Without including any pictures, write out all the entries exactly.
Begin Records shown
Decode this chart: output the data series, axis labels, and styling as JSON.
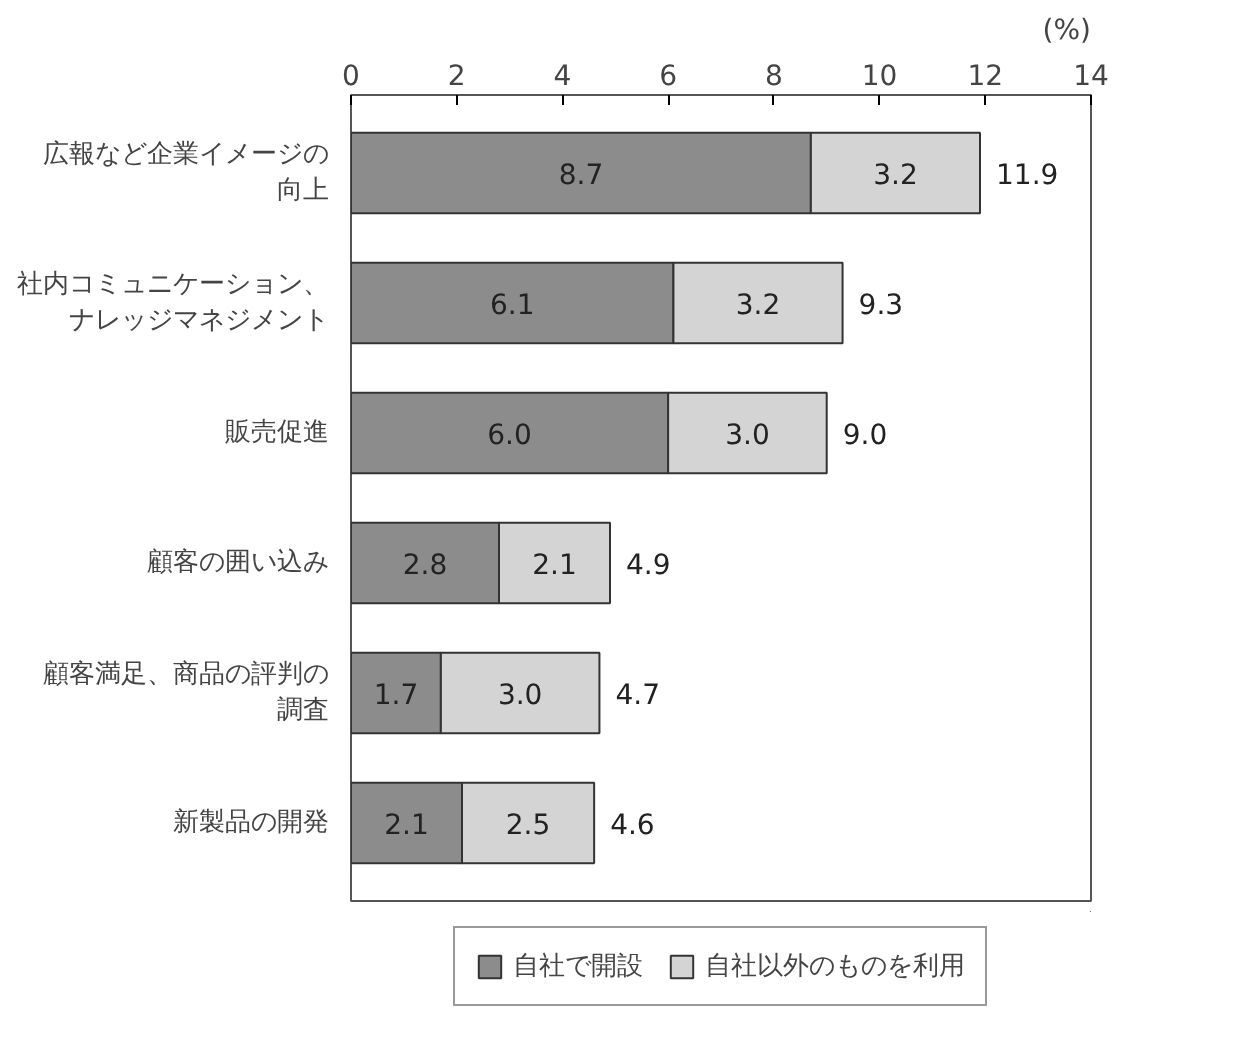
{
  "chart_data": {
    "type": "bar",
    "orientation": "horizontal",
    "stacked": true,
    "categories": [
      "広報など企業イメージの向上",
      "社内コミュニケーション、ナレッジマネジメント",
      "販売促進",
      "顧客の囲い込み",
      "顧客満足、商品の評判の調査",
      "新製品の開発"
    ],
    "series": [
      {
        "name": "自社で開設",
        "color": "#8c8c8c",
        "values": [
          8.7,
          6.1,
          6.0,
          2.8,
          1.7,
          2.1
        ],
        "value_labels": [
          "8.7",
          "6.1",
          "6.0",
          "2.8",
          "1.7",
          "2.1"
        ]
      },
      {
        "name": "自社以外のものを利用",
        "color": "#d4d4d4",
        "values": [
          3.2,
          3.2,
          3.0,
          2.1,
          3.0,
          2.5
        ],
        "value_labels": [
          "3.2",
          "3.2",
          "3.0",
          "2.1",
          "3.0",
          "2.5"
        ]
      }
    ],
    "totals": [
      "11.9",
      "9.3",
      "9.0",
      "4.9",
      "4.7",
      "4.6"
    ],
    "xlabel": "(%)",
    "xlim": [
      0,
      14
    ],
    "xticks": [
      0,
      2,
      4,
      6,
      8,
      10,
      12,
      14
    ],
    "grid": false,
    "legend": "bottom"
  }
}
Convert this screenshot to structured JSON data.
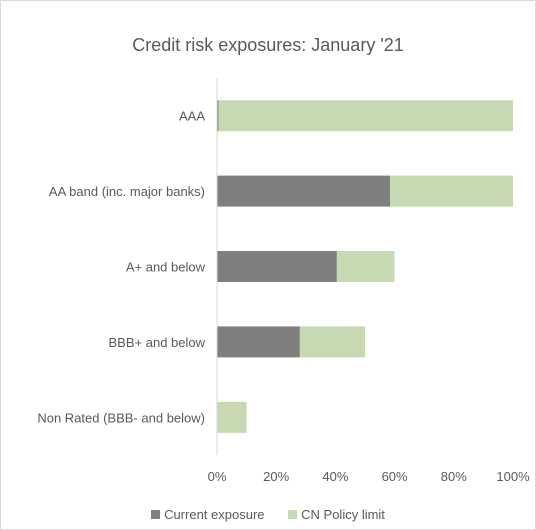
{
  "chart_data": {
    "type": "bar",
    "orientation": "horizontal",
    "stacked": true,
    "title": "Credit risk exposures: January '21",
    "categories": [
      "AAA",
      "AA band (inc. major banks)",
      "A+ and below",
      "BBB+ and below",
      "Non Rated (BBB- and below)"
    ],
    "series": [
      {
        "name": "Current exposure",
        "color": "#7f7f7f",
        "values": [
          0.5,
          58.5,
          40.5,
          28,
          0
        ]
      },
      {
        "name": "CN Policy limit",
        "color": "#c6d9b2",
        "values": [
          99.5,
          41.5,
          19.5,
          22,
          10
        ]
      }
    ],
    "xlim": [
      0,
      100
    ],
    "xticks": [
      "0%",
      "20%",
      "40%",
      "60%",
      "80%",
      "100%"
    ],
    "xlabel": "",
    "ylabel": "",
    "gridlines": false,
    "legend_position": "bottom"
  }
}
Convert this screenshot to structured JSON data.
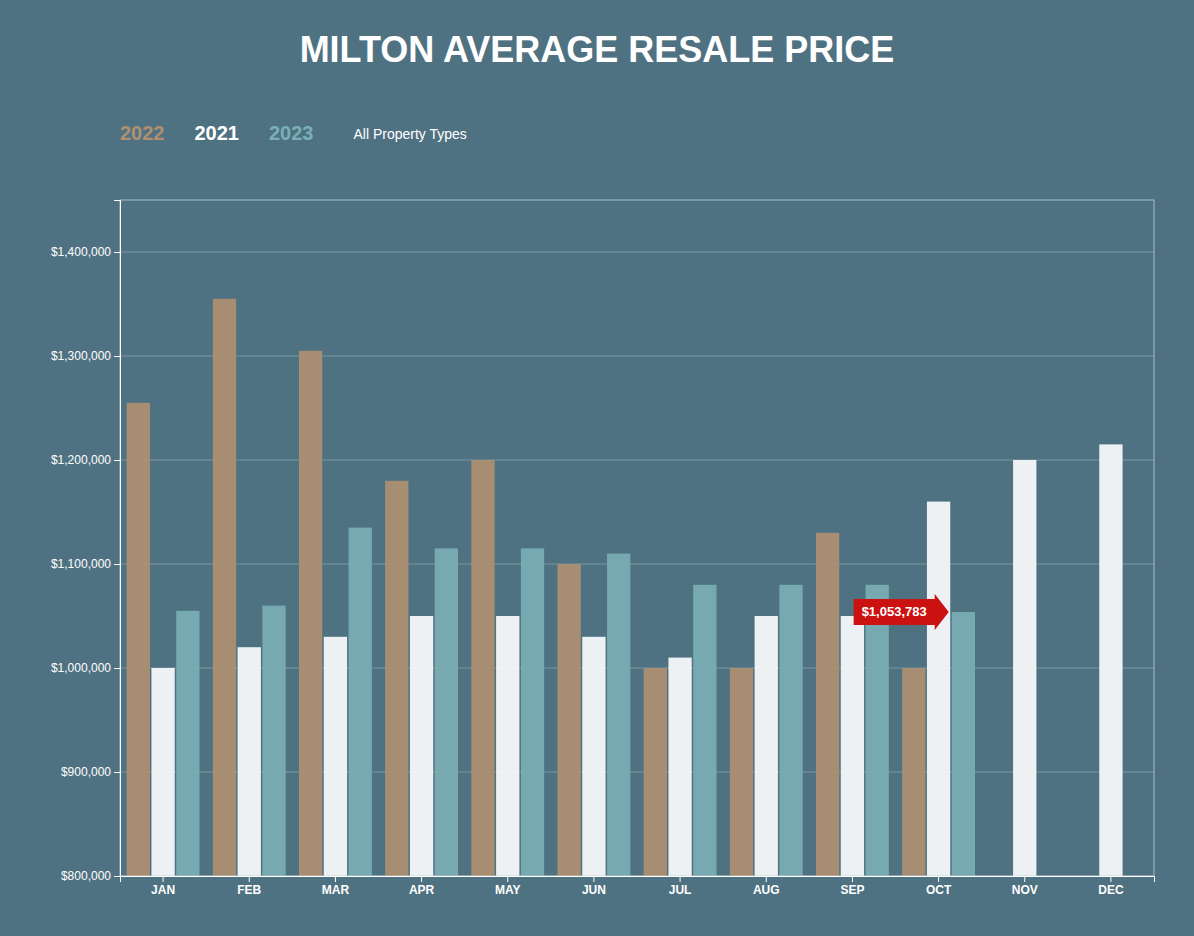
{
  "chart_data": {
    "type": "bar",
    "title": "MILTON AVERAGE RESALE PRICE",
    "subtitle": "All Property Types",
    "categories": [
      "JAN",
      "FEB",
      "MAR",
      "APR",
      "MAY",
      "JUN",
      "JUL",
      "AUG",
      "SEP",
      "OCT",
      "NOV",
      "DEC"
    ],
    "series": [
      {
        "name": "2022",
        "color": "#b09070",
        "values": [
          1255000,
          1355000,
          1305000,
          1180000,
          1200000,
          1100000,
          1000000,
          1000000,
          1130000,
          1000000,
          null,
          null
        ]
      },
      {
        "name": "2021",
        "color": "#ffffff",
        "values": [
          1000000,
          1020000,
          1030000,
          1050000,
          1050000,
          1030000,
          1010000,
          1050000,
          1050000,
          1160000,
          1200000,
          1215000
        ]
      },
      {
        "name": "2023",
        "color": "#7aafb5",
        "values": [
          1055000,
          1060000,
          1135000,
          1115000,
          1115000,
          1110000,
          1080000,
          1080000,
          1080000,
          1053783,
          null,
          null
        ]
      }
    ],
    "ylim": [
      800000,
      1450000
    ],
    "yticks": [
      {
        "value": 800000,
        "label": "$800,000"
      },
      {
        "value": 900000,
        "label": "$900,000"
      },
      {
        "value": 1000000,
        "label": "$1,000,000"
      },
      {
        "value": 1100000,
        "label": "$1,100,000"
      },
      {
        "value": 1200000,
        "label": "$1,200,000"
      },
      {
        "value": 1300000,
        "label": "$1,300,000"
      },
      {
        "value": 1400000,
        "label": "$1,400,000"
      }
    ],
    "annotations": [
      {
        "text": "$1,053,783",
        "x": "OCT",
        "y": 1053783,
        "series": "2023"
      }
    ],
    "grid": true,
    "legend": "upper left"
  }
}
End Records shown
Response to this task »
Decode this chart: output the data series, axis labels, and styling as JSON.
{
  "chart_data": {
    "type": "bar",
    "orientation": "horizontal",
    "stacked": true,
    "categories": [
      "広報など企業イメージの向上",
      "社内コミュニケーション、ナレッジマネジメント",
      "販売促進",
      "顧客の囲い込み",
      "顧客満足、商品の評判の調査",
      "新製品の開発"
    ],
    "series": [
      {
        "name": "自社で開設",
        "color": "#8c8c8c",
        "values": [
          8.7,
          6.1,
          6.0,
          2.8,
          1.7,
          2.1
        ],
        "value_labels": [
          "8.7",
          "6.1",
          "6.0",
          "2.8",
          "1.7",
          "2.1"
        ]
      },
      {
        "name": "自社以外のものを利用",
        "color": "#d4d4d4",
        "values": [
          3.2,
          3.2,
          3.0,
          2.1,
          3.0,
          2.5
        ],
        "value_labels": [
          "3.2",
          "3.2",
          "3.0",
          "2.1",
          "3.0",
          "2.5"
        ]
      }
    ],
    "totals": [
      "11.9",
      "9.3",
      "9.0",
      "4.9",
      "4.7",
      "4.6"
    ],
    "xlabel": "(%)",
    "xlim": [
      0,
      14
    ],
    "xticks": [
      0,
      2,
      4,
      6,
      8,
      10,
      12,
      14
    ],
    "grid": false,
    "legend": "bottom"
  }
}
Convert this screenshot to structured JSON data.
{
  "chart_data": {
    "type": "bar",
    "orientation": "horizontal",
    "stacked": true,
    "title": "Credit risk exposures: January '21",
    "categories": [
      "AAA",
      "AA band (inc. major banks)",
      "A+ and below",
      "BBB+ and below",
      "Non Rated (BBB- and below)"
    ],
    "series": [
      {
        "name": "Current exposure",
        "color": "#7f7f7f",
        "values": [
          0.5,
          58.5,
          40.5,
          28,
          0
        ]
      },
      {
        "name": "CN Policy limit",
        "color": "#c6d9b2",
        "values": [
          99.5,
          41.5,
          19.5,
          22,
          10
        ]
      }
    ],
    "xlim": [
      0,
      100
    ],
    "xticks": [
      "0%",
      "20%",
      "40%",
      "60%",
      "80%",
      "100%"
    ],
    "xlabel": "",
    "ylabel": "",
    "gridlines": false,
    "legend_position": "bottom"
  }
}
Convert this screenshot to structured JSON data.
{
  "chart_data": {
    "type": "bar",
    "title": "MILTON AVERAGE RESALE PRICE",
    "subtitle": "All Property Types",
    "categories": [
      "JAN",
      "FEB",
      "MAR",
      "APR",
      "MAY",
      "JUN",
      "JUL",
      "AUG",
      "SEP",
      "OCT",
      "NOV",
      "DEC"
    ],
    "series": [
      {
        "name": "2022",
        "color": "#b09070",
        "values": [
          1255000,
          1355000,
          1305000,
          1180000,
          1200000,
          1100000,
          1000000,
          1000000,
          1130000,
          1000000,
          null,
          null
        ]
      },
      {
        "name": "2021",
        "color": "#ffffff",
        "values": [
          1000000,
          1020000,
          1030000,
          1050000,
          1050000,
          1030000,
          1010000,
          1050000,
          1050000,
          1160000,
          1200000,
          1215000
        ]
      },
      {
        "name": "2023",
        "color": "#7aafb5",
        "values": [
          1055000,
          1060000,
          1135000,
          1115000,
          1115000,
          1110000,
          1080000,
          1080000,
          1080000,
          1053783,
          null,
          null
        ]
      }
    ],
    "ylim": [
      800000,
      1450000
    ],
    "yticks": [
      {
        "value": 800000,
        "label": "$800,000"
      },
      {
        "value": 900000,
        "label": "$900,000"
      },
      {
        "value": 1000000,
        "label": "$1,000,000"
      },
      {
        "value": 1100000,
        "label": "$1,100,000"
      },
      {
        "value": 1200000,
        "label": "$1,200,000"
      },
      {
        "value": 1300000,
        "label": "$1,300,000"
      },
      {
        "value": 1400000,
        "label": "$1,400,000"
      }
    ],
    "annotations": [
      {
        "text": "$1,053,783",
        "x": "OCT",
        "y": 1053783,
        "series": "2023"
      }
    ],
    "grid": true,
    "legend": "upper left"
  }
}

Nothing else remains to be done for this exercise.